PROBLEM TO SOLVE:
From the listing below, extract every line containing "title".

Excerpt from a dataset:
# # # # #
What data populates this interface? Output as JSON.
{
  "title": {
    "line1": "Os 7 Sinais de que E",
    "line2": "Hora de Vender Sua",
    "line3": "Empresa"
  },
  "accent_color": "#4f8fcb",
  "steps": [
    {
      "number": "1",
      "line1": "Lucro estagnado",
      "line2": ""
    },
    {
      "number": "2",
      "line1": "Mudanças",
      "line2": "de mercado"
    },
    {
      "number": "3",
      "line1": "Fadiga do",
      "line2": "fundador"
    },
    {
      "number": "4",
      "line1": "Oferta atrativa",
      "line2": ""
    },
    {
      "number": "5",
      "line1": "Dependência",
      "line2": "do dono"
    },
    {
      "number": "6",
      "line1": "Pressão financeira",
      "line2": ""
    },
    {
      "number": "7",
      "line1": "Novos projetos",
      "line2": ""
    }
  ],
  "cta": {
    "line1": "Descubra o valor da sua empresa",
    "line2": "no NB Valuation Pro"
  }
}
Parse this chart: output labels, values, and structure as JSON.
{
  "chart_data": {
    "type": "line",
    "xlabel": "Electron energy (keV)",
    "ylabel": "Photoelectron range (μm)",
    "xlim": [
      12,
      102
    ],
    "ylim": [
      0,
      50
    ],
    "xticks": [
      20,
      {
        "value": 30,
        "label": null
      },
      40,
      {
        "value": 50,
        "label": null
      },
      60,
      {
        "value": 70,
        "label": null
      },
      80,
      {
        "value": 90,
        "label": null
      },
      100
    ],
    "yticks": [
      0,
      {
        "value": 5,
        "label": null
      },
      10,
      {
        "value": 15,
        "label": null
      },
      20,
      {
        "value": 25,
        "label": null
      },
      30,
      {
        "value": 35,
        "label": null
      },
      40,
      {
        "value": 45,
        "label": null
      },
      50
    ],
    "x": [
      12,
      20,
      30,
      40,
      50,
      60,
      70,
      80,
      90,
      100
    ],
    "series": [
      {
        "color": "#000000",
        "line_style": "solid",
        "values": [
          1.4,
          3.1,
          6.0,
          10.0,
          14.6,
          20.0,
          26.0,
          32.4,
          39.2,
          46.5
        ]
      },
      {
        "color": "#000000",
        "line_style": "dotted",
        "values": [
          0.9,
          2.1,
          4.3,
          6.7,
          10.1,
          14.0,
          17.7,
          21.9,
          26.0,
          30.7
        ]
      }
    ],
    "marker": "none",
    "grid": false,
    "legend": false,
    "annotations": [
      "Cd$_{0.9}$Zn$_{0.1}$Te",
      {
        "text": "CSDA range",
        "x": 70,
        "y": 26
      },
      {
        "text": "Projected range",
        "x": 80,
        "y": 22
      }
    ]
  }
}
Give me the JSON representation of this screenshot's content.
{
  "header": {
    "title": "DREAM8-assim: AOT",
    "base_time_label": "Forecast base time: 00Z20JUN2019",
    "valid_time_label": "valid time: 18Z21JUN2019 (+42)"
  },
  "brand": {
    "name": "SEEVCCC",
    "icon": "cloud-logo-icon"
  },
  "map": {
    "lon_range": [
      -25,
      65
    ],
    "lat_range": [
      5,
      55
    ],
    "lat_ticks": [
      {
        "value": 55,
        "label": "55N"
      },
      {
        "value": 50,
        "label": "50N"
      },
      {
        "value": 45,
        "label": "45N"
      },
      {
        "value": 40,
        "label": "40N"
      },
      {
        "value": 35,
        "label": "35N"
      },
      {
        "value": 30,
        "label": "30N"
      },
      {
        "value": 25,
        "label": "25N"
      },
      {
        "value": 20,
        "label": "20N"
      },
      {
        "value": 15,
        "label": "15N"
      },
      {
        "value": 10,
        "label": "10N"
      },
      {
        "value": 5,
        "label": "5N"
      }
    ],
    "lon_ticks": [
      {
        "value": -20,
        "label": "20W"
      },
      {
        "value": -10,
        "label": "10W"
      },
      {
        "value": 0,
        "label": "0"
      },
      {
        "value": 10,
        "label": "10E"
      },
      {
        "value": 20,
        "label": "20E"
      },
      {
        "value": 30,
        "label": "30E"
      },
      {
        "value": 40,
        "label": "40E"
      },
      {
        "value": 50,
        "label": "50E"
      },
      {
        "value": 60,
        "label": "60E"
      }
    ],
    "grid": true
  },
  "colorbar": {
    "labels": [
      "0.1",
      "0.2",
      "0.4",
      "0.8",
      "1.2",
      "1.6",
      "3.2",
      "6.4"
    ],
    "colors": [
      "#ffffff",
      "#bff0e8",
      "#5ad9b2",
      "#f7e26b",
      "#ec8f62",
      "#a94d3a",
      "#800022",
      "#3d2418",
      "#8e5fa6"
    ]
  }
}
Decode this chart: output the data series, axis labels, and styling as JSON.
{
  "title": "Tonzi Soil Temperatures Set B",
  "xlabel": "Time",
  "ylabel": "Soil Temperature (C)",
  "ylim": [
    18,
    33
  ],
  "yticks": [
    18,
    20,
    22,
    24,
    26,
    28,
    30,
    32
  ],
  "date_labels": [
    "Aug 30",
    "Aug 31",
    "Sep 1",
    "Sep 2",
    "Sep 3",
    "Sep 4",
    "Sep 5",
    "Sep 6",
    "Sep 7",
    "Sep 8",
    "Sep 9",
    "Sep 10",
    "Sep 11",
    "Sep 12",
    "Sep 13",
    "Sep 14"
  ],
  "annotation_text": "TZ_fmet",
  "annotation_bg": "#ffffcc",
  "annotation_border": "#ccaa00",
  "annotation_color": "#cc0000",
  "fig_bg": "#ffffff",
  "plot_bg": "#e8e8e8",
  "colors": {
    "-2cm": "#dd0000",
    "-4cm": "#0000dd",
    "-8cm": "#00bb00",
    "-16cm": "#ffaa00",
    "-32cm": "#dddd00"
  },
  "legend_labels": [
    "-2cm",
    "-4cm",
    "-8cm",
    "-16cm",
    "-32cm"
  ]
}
# # # # #
OUTPUT BELOW:
  "title": {
    "title": "DREAM8-assim: AOT",
  "title": "Tonzi Soil Temperatures Set B",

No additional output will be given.